Dataset items
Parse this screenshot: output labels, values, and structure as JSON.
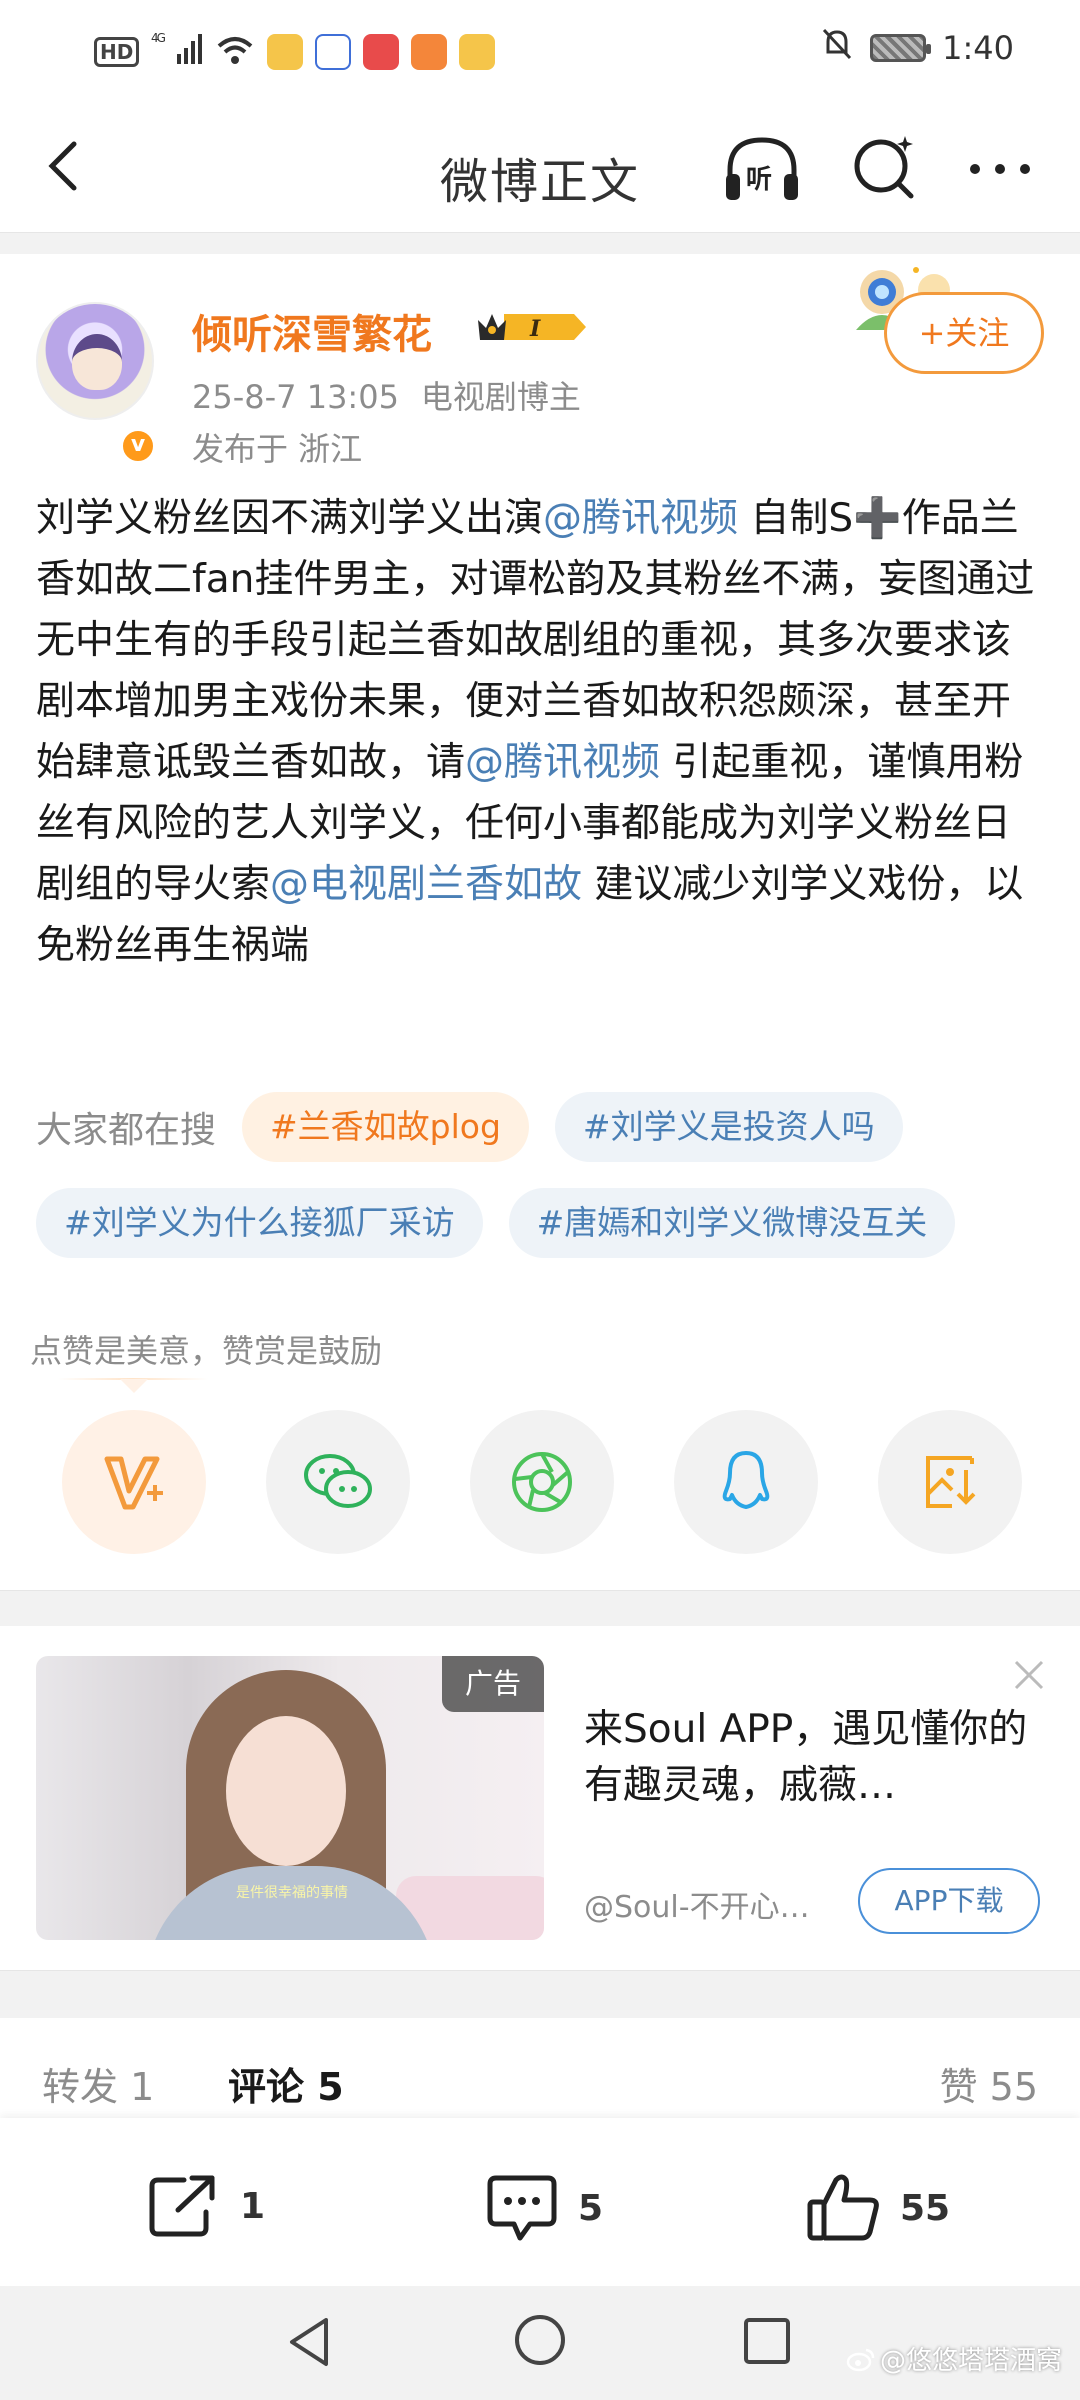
{
  "status_bar": {
    "hd": "HD",
    "network": "4G",
    "time": "1:40"
  },
  "nav": {
    "title": "微博正文"
  },
  "post": {
    "username": "倾听深雪繁花",
    "vip_level": "I",
    "date": "25-8-7 13:05",
    "source": "电视剧博主",
    "location": "发布于 浙江",
    "follow_label": "+关注",
    "content": {
      "t1": "刘学义粉丝因不满刘学义出演",
      "m1": "@腾讯视频",
      "t2": " 自制S➕作品兰香如故二fan挂件男主，对谭松韵及其粉丝不满，妄图通过无中生有的手段引起兰香如故剧组的重视，其多次要求该剧本增加男主戏份未果，便对兰香如故积怨颇深，甚至开始肆意诋毁兰香如故，请",
      "m2": "@腾讯视频",
      "t3": " 引起重视，谨慎用粉丝有风险的艺人刘学义，任何小事都能成为刘学义粉丝日剧组的导火索",
      "m3": "@电视剧兰香如故",
      "t4": " 建议减少刘学义戏份，以免粉丝再生祸端"
    },
    "search_label": "大家都在搜",
    "tags": [
      "#兰香如故plog",
      "#刘学义是投资人吗",
      "#刘学义为什么接狐厂采访",
      "#唐嫣和刘学义微博没互关"
    ],
    "reward_text": "点赞是美意，赞赏是鼓励",
    "share_icons": [
      "reward-v-icon",
      "wechat-icon",
      "moments-icon",
      "qq-icon",
      "save-image-icon"
    ]
  },
  "ad": {
    "badge": "广告",
    "subtitle": "是件很幸福的事情",
    "title": "来Soul APP，遇见懂你的有趣灵魂，戚薇…",
    "source": "@Soul-不开心…",
    "download_label": "APP下载"
  },
  "tabs": {
    "repost": "转发 1",
    "comment": "评论 5",
    "like": "赞 55"
  },
  "actions": {
    "repost_count": "1",
    "comment_count": "5",
    "like_count": "55"
  },
  "watermark": "@悠悠塔塔酒窝",
  "colors": {
    "accent_orange": "#f0781e",
    "link_blue": "#4a7fb5",
    "gray_text": "#8c8c8c",
    "divider": "#f2f2f2"
  }
}
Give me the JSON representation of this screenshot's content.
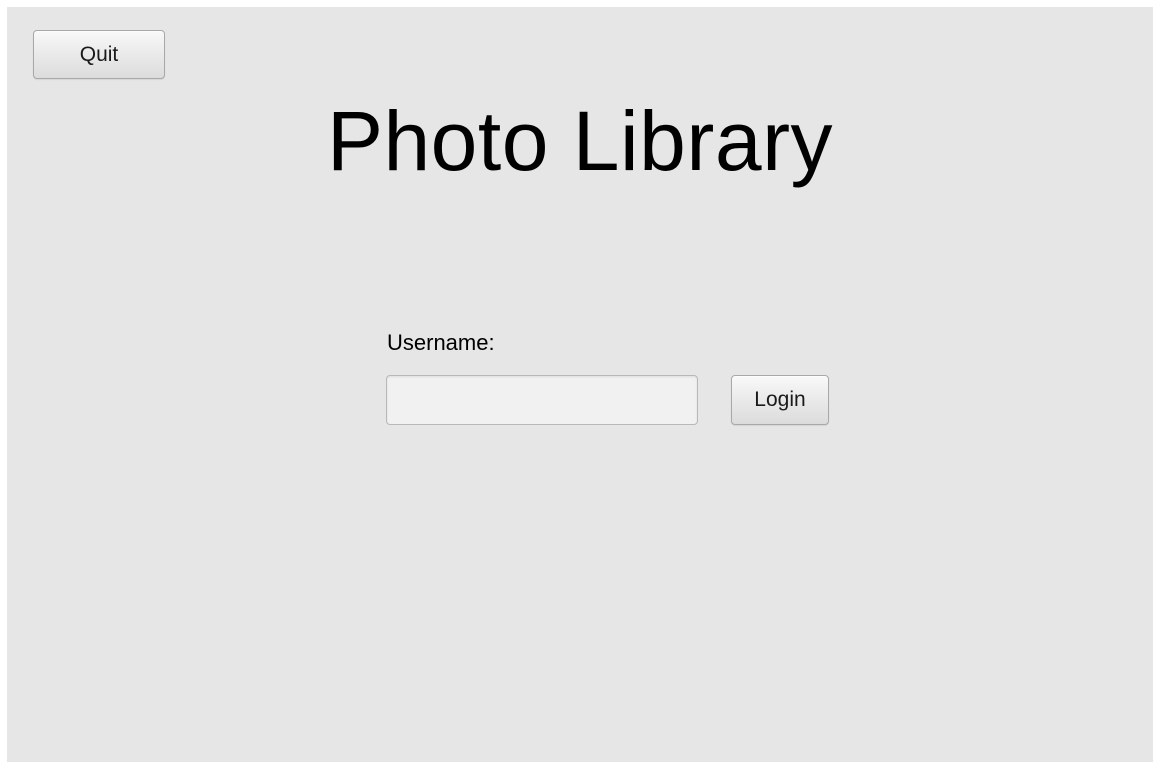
{
  "window": {
    "background": "#e6e6e6"
  },
  "toolbar": {
    "quit_label": "Quit"
  },
  "header": {
    "title": "Photo Library"
  },
  "login_form": {
    "username_label": "Username:",
    "username_value": "",
    "username_placeholder": "",
    "login_label": "Login"
  }
}
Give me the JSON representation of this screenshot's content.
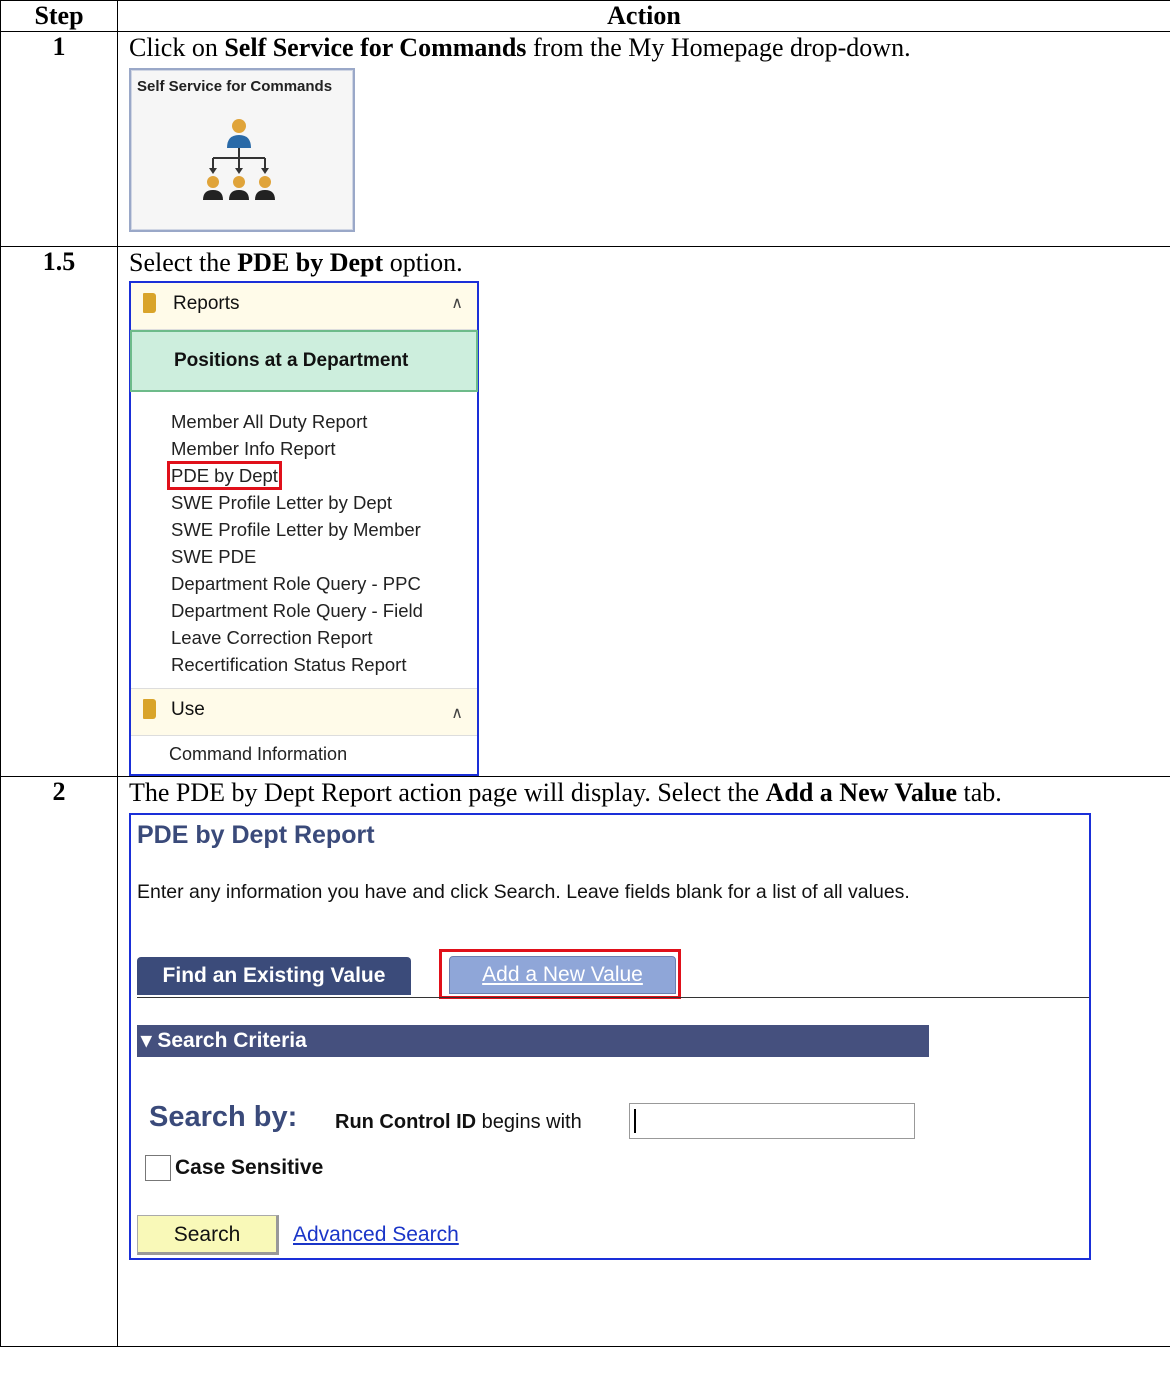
{
  "table": {
    "header_step": "Step",
    "header_action": "Action"
  },
  "rows": [
    {
      "step": "1",
      "text_pre": "Click on ",
      "text_bold": "Self Service for Commands",
      "text_post": " from the My Homepage drop-down.",
      "tile": {
        "title": "Self Service for Commands",
        "icon": "org-chart-icon"
      }
    },
    {
      "step": "1.5",
      "text_pre": "Select the ",
      "text_bold": "PDE by Dept",
      "text_post": " option.",
      "nav": {
        "section1": "Reports",
        "selected": "Positions at a Department",
        "items": [
          "Member All Duty Report",
          "Member Info Report",
          "PDE by Dept",
          "SWE Profile Letter by Dept",
          "SWE Profile Letter by Member",
          "SWE PDE",
          "Department Role Query - PPC",
          "Department Role Query - Field",
          "Leave Correction Report",
          "Recertification Status Report"
        ],
        "section2": "Use",
        "section2_item": "Command Information"
      }
    },
    {
      "step": "2",
      "text_pre": "The PDE by Dept Report action page will display.  Select the ",
      "text_bold": "Add a New Value",
      "text_post": " tab.",
      "page": {
        "title": "PDE by Dept Report",
        "instructions": "Enter any information you have and click Search. Leave fields blank for a list of all values.",
        "tab_find": "Find an Existing Value",
        "tab_add": "Add a New Value",
        "criteria": "▾ Search Criteria",
        "search_by": "Search by:",
        "field_label": "Run Control ID",
        "operator": "begins with",
        "field_value": "",
        "case_sensitive": "Case Sensitive",
        "search_button": "Search",
        "advanced_search": "Advanced Search"
      }
    }
  ]
}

WHAT IS ASKED =>
Reproduce the entries above without change, omitting all pictures.

WRITTEN ANSWER =>
Parse this screenshot: output labels, values, and structure as JSON.
{
  "status_bar": {
    "hd": "HD",
    "network": "4G",
    "time": "1:40"
  },
  "nav": {
    "title": "微博正文"
  },
  "post": {
    "username": "倾听深雪繁花",
    "vip_level": "I",
    "date": "25-8-7 13:05",
    "source": "电视剧博主",
    "location": "发布于 浙江",
    "follow_label": "+关注",
    "content": {
      "t1": "刘学义粉丝因不满刘学义出演",
      "m1": "@腾讯视频",
      "t2": " 自制S➕作品兰香如故二fan挂件男主，对谭松韵及其粉丝不满，妄图通过无中生有的手段引起兰香如故剧组的重视，其多次要求该剧本增加男主戏份未果，便对兰香如故积怨颇深，甚至开始肆意诋毁兰香如故，请",
      "m2": "@腾讯视频",
      "t3": " 引起重视，谨慎用粉丝有风险的艺人刘学义，任何小事都能成为刘学义粉丝日剧组的导火索",
      "m3": "@电视剧兰香如故",
      "t4": " 建议减少刘学义戏份，以免粉丝再生祸端"
    },
    "search_label": "大家都在搜",
    "tags": [
      "#兰香如故plog",
      "#刘学义是投资人吗",
      "#刘学义为什么接狐厂采访",
      "#唐嫣和刘学义微博没互关"
    ],
    "reward_text": "点赞是美意，赞赏是鼓励",
    "share_icons": [
      "reward-v-icon",
      "wechat-icon",
      "moments-icon",
      "qq-icon",
      "save-image-icon"
    ]
  },
  "ad": {
    "badge": "广告",
    "subtitle": "是件很幸福的事情",
    "title": "来Soul APP，遇见懂你的有趣灵魂，戚薇…",
    "source": "@Soul-不开心…",
    "download_label": "APP下载"
  },
  "tabs": {
    "repost": "转发 1",
    "comment": "评论 5",
    "like": "赞 55"
  },
  "actions": {
    "repost_count": "1",
    "comment_count": "5",
    "like_count": "55"
  },
  "watermark": "@悠悠塔塔酒窝",
  "colors": {
    "accent_orange": "#f0781e",
    "link_blue": "#4a7fb5",
    "gray_text": "#8c8c8c",
    "divider": "#f2f2f2"
  }
}
Give me the JSON representation of this screenshot's content.
{
  "window": {
    "background": "#e6e6e6"
  },
  "toolbar": {
    "quit_label": "Quit"
  },
  "header": {
    "title": "Photo Library"
  },
  "login_form": {
    "username_label": "Username:",
    "username_value": "",
    "username_placeholder": "",
    "login_label": "Login"
  }
}
Give me the JSON representation of this screenshot's content.
{
  "table": {
    "header_step": "Step",
    "header_action": "Action"
  },
  "rows": [
    {
      "step": "1",
      "text_pre": "Click on ",
      "text_bold": "Self Service for Commands",
      "text_post": " from the My Homepage drop-down.",
      "tile": {
        "title": "Self Service for Commands",
        "icon": "org-chart-icon"
      }
    },
    {
      "step": "1.5",
      "text_pre": "Select the ",
      "text_bold": "PDE by Dept",
      "text_post": " option.",
      "nav": {
        "section1": "Reports",
        "selected": "Positions at a Department",
        "items": [
          "Member All Duty Report",
          "Member Info Report",
          "PDE by Dept",
          "SWE Profile Letter by Dept",
          "SWE Profile Letter by Member",
          "SWE PDE",
          "Department Role Query - PPC",
          "Department Role Query - Field",
          "Leave Correction Report",
          "Recertification Status Report"
        ],
        "section2": "Use",
        "section2_item": "Command Information"
      }
    },
    {
      "step": "2",
      "text_pre": "The PDE by Dept Report action page will display.  Select the ",
      "text_bold": "Add a New Value",
      "text_post": " tab.",
      "page": {
        "title": "PDE by Dept Report",
        "instructions": "Enter any information you have and click Search. Leave fields blank for a list of all values.",
        "tab_find": "Find an Existing Value",
        "tab_add": "Add a New Value",
        "criteria": "▾ Search Criteria",
        "search_by": "Search by:",
        "field_label": "Run Control ID",
        "operator": "begins with",
        "field_value": "",
        "case_sensitive": "Case Sensitive",
        "search_button": "Search",
        "advanced_search": "Advanced Search"
      }
    }
  ]
}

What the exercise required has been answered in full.